** EXERCISE REQUIREMENTS **
All lines below must be repeated exactly, with the pictures omitted.

[Dataset entries]
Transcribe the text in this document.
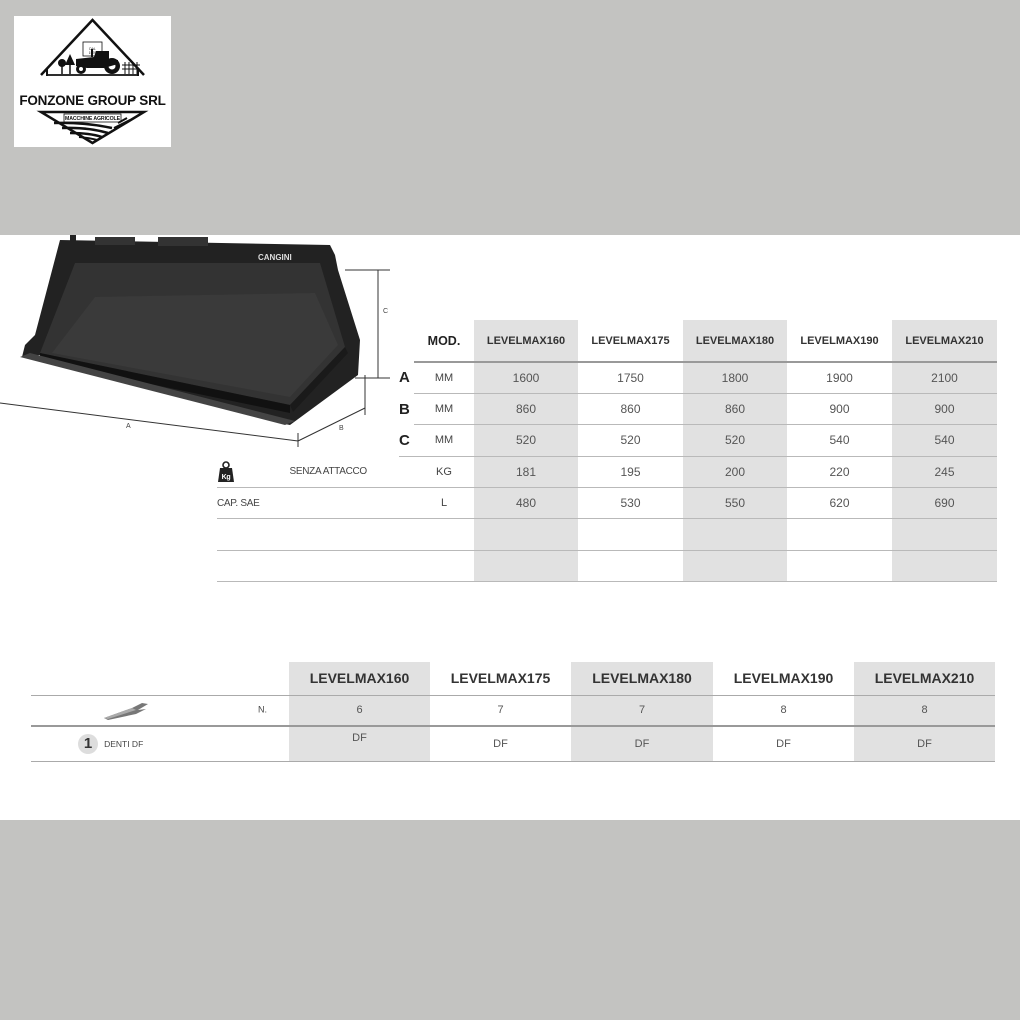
DAL
1976
FONZONE GROUP SRL
MACCHINE AGRICOLE
CANGINI
A	B
C
		MOD.	LEVELMAX160	LEVELMAX175	LEVELMAX180	LEVELMAX190	LEVELMAX210
	A	MM	1600	1750	1800	1900	2100
	B	MM	860	860	860	900	900
	C	MM	520	520	520	540	540

Kg SENZA ATTACCO		KG	181	195	200	220	245
CAP. SAE		L	480	530	550	620	690

	LEVELMAX160	LEVELMAX175	LEVELMAX180	LEVELMAX190	LEVELMAX210
N.	6	7	7	8	8
1 DENTI DF	DF	DF	DF	DF	DF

** RESULT BELOW **
Transcribe the text in this document.
DAL
1976
FONZONE GROUP SRL
MACCHINE AGRICOLE
CANGINI
A	B
C
		MOD.	LEVELMAX160	LEVELMAX175	LEVELMAX180	LEVELMAX190	LEVELMAX210
	A	MM	1600	1750	1800	1900	2100
	B	MM	860	860	860	900	900
	C	MM	520	520	520	540	540

Kg SENZA ATTACCO		KG	181	195	200	220	245
CAP. SAE		L	480	530	550	620	690

	LEVELMAX160	LEVELMAX175	LEVELMAX180	LEVELMAX190	LEVELMAX210
N.	6	7	7	8	8
1 DENTI DF	DF	DF	DF	DF	DF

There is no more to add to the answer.